» Stated exercise: Give the entries again exactly, every one of them.
........
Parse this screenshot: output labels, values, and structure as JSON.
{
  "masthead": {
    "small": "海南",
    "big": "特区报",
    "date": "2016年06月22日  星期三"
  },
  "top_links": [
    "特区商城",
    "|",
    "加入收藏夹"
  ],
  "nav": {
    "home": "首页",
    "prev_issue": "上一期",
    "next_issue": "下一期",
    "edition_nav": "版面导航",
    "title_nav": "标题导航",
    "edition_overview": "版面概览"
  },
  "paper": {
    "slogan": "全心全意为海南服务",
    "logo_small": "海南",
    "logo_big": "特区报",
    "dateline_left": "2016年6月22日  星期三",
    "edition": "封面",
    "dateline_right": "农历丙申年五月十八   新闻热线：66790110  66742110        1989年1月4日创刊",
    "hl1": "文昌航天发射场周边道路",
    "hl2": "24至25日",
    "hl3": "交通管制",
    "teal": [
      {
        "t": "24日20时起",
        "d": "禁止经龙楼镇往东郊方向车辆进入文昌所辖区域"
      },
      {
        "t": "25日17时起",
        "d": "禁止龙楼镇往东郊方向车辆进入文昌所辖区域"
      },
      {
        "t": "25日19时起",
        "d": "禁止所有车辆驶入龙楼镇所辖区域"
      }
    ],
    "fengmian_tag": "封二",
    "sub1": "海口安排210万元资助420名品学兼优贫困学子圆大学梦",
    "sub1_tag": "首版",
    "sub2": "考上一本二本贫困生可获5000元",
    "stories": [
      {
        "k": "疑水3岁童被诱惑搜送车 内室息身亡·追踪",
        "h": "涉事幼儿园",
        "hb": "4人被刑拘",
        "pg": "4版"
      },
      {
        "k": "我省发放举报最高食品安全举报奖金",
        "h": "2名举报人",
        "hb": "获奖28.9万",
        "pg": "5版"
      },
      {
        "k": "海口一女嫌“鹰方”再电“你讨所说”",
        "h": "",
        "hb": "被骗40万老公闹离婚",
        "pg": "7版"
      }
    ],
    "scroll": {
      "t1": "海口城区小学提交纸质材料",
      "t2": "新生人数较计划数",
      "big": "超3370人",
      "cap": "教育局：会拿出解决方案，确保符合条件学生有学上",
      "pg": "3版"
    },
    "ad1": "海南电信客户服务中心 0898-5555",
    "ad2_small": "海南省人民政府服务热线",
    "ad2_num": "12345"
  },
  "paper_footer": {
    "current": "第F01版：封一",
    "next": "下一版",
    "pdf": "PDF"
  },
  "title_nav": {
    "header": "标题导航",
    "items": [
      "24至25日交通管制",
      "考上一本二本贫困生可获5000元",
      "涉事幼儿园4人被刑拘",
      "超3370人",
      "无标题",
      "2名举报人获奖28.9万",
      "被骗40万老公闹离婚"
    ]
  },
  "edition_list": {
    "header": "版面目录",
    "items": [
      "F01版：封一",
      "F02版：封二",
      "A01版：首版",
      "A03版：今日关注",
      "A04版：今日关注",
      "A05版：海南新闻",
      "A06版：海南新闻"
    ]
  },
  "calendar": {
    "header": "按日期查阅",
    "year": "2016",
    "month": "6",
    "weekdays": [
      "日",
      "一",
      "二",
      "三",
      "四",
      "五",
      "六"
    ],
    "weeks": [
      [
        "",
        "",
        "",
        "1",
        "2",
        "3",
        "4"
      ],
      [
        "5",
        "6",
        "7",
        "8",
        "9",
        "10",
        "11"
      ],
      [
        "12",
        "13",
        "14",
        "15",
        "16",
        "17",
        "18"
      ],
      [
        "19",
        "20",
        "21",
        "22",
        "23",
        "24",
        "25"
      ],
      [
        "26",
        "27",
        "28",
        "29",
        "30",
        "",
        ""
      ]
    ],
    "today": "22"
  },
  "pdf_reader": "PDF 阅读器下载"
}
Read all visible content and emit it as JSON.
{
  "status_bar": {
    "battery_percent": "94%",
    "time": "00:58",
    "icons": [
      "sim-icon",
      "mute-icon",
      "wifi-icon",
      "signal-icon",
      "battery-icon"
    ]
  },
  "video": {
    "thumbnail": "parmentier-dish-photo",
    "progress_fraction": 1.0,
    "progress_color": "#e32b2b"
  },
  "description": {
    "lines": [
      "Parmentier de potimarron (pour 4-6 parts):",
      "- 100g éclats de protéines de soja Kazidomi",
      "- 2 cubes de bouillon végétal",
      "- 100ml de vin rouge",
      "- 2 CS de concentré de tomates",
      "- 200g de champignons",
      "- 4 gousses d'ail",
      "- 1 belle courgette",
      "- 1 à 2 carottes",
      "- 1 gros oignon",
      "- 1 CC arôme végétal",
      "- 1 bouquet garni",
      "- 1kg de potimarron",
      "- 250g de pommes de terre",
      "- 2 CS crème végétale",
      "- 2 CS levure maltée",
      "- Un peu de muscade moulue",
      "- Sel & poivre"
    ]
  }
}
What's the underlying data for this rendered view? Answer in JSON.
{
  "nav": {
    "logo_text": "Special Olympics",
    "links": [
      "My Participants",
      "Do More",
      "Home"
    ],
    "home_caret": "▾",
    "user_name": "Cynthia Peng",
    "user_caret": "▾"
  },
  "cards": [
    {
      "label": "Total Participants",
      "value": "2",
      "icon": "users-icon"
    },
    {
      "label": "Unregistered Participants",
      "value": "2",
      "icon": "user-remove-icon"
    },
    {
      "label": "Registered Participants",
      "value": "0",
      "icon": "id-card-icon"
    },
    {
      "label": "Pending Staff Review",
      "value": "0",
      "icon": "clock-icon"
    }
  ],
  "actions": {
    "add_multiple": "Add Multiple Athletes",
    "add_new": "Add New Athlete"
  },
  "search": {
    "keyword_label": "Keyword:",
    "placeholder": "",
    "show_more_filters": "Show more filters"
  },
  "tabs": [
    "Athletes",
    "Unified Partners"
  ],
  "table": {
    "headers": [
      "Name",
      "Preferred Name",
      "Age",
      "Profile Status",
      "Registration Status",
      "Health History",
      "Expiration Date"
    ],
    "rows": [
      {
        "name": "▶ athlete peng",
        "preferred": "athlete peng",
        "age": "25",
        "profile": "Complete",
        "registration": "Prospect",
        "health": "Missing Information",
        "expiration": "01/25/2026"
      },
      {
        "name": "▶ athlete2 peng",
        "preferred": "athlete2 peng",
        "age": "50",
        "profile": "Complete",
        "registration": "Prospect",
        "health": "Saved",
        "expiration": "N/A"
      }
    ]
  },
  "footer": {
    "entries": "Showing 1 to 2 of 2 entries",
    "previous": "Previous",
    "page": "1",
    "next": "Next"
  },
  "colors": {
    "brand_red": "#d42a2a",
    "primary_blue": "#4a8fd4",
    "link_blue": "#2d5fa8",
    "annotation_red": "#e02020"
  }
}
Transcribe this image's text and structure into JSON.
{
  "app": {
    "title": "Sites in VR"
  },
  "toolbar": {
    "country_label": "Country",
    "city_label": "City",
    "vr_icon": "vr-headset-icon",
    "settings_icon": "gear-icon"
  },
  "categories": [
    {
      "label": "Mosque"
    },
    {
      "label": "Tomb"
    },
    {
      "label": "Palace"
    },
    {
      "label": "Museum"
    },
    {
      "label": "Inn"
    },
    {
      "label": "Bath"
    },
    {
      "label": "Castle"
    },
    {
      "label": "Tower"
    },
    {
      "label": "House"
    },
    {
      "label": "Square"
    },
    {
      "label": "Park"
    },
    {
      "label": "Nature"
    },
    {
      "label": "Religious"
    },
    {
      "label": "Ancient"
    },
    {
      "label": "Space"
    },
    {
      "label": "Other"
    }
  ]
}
........
» The result:
Parse this screenshot: output labels, values, and structure as JSON.
{
  "masthead": {
    "small": "海南",
    "big": "特区报",
    "date": "2016年06月22日  星期三"
  },
  "top_links": [
    "特区商城",
    "|",
    "加入收藏夹"
  ],
  "nav": {
    "home": "首页",
    "prev_issue": "上一期",
    "next_issue": "下一期",
    "edition_nav": "版面导航",
    "title_nav": "标题导航",
    "edition_overview": "版面概览"
  },
  "paper": {
    "slogan": "全心全意为海南服务",
    "logo_small": "海南",
    "logo_big": "特区报",
    "dateline_left": "2016年6月22日  星期三",
    "edition": "封面",
    "dateline_right": "农历丙申年五月十八   新闻热线：66790110  66742110        1989年1月4日创刊",
    "hl1": "文昌航天发射场周边道路",
    "hl2": "24至25日",
    "hl3": "交通管制",
    "teal": [
      {
        "t": "24日20时起",
        "d": "禁止经龙楼镇往东郊方向车辆进入文昌所辖区域"
      },
      {
        "t": "25日17时起",
        "d": "禁止龙楼镇往东郊方向车辆进入文昌所辖区域"
      },
      {
        "t": "25日19时起",
        "d": "禁止所有车辆驶入龙楼镇所辖区域"
      }
    ],
    "fengmian_tag": "封二",
    "sub1": "海口安排210万元资助420名品学兼优贫困学子圆大学梦",
    "sub1_tag": "首版",
    "sub2": "考上一本二本贫困生可获5000元",
    "stories": [
      {
        "k": "疑水3岁童被诱惑搜送车 内室息身亡·追踪",
        "h": "涉事幼儿园",
        "hb": "4人被刑拘",
        "pg": "4版"
      },
      {
        "k": "我省发放举报最高食品安全举报奖金",
        "h": "2名举报人",
        "hb": "获奖28.9万",
        "pg": "5版"
      },
      {
        "k": "海口一女嫌“鹰方”再电“你讨所说”",
        "h": "",
        "hb": "被骗40万老公闹离婚",
        "pg": "7版"
      }
    ],
    "scroll": {
      "t1": "海口城区小学提交纸质材料",
      "t2": "新生人数较计划数",
      "big": "超3370人",
      "cap": "教育局：会拿出解决方案，确保符合条件学生有学上",
      "pg": "3版"
    },
    "ad1": "海南电信客户服务中心 0898-5555",
    "ad2_small": "海南省人民政府服务热线",
    "ad2_num": "12345"
  },
  "paper_footer": {
    "current": "第F01版：封一",
    "next": "下一版",
    "pdf": "PDF"
  },
  "title_nav": {
    "header": "标题导航",
    "items": [
      "24至25日交通管制",
      "考上一本二本贫困生可获5000元",
      "涉事幼儿园4人被刑拘",
      "超3370人",
      "无标题",
      "2名举报人获奖28.9万",
      "被骗40万老公闹离婚"
    ]
  },
  "edition_list": {
    "header": "版面目录",
    "items": [
      "F01版：封一",
      "F02版：封二",
      "A01版：首版",
      "A03版：今日关注",
      "A04版：今日关注",
      "A05版：海南新闻",
      "A06版：海南新闻"
    ]
  },
  "calendar": {
    "header": "按日期查阅",
    "year": "2016",
    "month": "6",
    "weekdays": [
      "日",
      "一",
      "二",
      "三",
      "四",
      "五",
      "六"
    ],
    "weeks": [
      [
        "",
        "",
        "",
        "1",
        "2",
        "3",
        "4"
      ],
      [
        "5",
        "6",
        "7",
        "8",
        "9",
        "10",
        "11"
      ],
      [
        "12",
        "13",
        "14",
        "15",
        "16",
        "17",
        "18"
      ],
      [
        "19",
        "20",
        "21",
        "22",
        "23",
        "24",
        "25"
      ],
      [
        "26",
        "27",
        "28",
        "29",
        "30",
        "",
        ""
      ]
    ],
    "today": "22"
  },
  "pdf_reader": "PDF 阅读器下载"
}
Read all visible content and emit it as JSON.
{
  "status_bar": {
    "battery_percent": "94%",
    "time": "00:58",
    "icons": [
      "sim-icon",
      "mute-icon",
      "wifi-icon",
      "signal-icon",
      "battery-icon"
    ]
  },
  "video": {
    "thumbnail": "parmentier-dish-photo",
    "progress_fraction": 1.0,
    "progress_color": "#e32b2b"
  },
  "description": {
    "lines": [
      "Parmentier de potimarron (pour 4-6 parts):",
      "- 100g éclats de protéines de soja Kazidomi",
      "- 2 cubes de bouillon végétal",
      "- 100ml de vin rouge",
      "- 2 CS de concentré de tomates",
      "- 200g de champignons",
      "- 4 gousses d'ail",
      "- 1 belle courgette",
      "- 1 à 2 carottes",
      "- 1 gros oignon",
      "- 1 CC arôme végétal",
      "- 1 bouquet garni",
      "- 1kg de potimarron",
      "- 250g de pommes de terre",
      "- 2 CS crème végétale",
      "- 2 CS levure maltée",
      "- Un peu de muscade moulue",
      "- Sel & poivre"
    ]
  }
}
What's the underlying data for this rendered view? Answer in JSON.
{
  "nav": {
    "logo_text": "Special Olympics",
    "links": [
      "My Participants",
      "Do More",
      "Home"
    ],
    "home_caret": "▾",
    "user_name": "Cynthia Peng",
    "user_caret": "▾"
  },
  "cards": [
    {
      "label": "Total Participants",
      "value": "2",
      "icon": "users-icon"
    },
    {
      "label": "Unregistered Participants",
      "value": "2",
      "icon": "user-remove-icon"
    },
    {
      "label": "Registered Participants",
      "value": "0",
      "icon": "id-card-icon"
    },
    {
      "label": "Pending Staff Review",
      "value": "0",
      "icon": "clock-icon"
    }
  ],
  "actions": {
    "add_multiple": "Add Multiple Athletes",
    "add_new": "Add New Athlete"
  },
  "search": {
    "keyword_label": "Keyword:",
    "placeholder": "",
    "show_more_filters": "Show more filters"
  },
  "tabs": [
    "Athletes",
    "Unified Partners"
  ],
  "table": {
    "headers": [
      "Name",
      "Preferred Name",
      "Age",
      "Profile Status",
      "Registration Status",
      "Health History",
      "Expiration Date"
    ],
    "rows": [
      {
        "name": "▶ athlete peng",
        "preferred": "athlete peng",
        "age": "25",
        "profile": "Complete",
        "registration": "Prospect",
        "health": "Missing Information",
        "expiration": "01/25/2026"
      },
      {
        "name": "▶ athlete2 peng",
        "preferred": "athlete2 peng",
        "age": "50",
        "profile": "Complete",
        "registration": "Prospect",
        "health": "Saved",
        "expiration": "N/A"
      }
    ]
  },
  "footer": {
    "entries": "Showing 1 to 2 of 2 entries",
    "previous": "Previous",
    "page": "1",
    "next": "Next"
  },
  "colors": {
    "brand_red": "#d42a2a",
    "primary_blue": "#4a8fd4",
    "link_blue": "#2d5fa8",
    "annotation_red": "#e02020"
  }
}
Transcribe this image's text and structure into JSON.
{
  "app": {
    "title": "Sites in VR"
  },
  "toolbar": {
    "country_label": "Country",
    "city_label": "City",
    "vr_icon": "vr-headset-icon",
    "settings_icon": "gear-icon"
  },
  "categories": [
    {
      "label": "Mosque"
    },
    {
      "label": "Tomb"
    },
    {
      "label": "Palace"
    },
    {
      "label": "Museum"
    },
    {
      "label": "Inn"
    },
    {
      "label": "Bath"
    },
    {
      "label": "Castle"
    },
    {
      "label": "Tower"
    },
    {
      "label": "House"
    },
    {
      "label": "Square"
    },
    {
      "label": "Park"
    },
    {
      "label": "Nature"
    },
    {
      "label": "Religious"
    },
    {
      "label": "Ancient"
    },
    {
      "label": "Space"
    },
    {
      "label": "Other"
    }
  ]
}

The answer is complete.